> _STORED RECORDS_
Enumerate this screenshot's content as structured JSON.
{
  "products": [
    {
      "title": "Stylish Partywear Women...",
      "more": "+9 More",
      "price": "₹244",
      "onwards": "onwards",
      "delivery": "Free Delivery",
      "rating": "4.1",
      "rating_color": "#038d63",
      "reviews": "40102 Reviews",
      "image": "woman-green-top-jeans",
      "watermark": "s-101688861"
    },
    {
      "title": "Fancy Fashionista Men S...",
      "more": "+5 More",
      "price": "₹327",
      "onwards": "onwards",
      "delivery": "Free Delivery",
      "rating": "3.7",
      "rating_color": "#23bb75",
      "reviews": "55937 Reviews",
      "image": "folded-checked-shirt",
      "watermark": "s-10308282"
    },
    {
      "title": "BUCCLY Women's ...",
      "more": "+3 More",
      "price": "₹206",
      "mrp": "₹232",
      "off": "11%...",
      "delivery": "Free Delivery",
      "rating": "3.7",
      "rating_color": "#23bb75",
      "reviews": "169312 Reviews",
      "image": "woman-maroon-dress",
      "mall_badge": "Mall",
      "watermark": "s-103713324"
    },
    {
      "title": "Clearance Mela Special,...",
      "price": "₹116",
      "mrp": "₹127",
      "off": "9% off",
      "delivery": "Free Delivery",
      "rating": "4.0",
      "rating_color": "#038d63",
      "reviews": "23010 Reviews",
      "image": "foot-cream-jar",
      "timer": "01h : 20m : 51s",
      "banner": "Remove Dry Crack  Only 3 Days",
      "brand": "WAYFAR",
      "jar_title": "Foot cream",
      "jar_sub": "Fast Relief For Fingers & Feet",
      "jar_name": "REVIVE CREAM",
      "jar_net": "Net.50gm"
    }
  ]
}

> _DO THIS_
Look above for every line with the word "image" and copy it.

> _ANSWER FOR THE TASK_
      "image": "woman-green-top-jeans",
      "image": "folded-checked-shirt",
      "image": "woman-maroon-dress",
      "image": "foot-cream-jar",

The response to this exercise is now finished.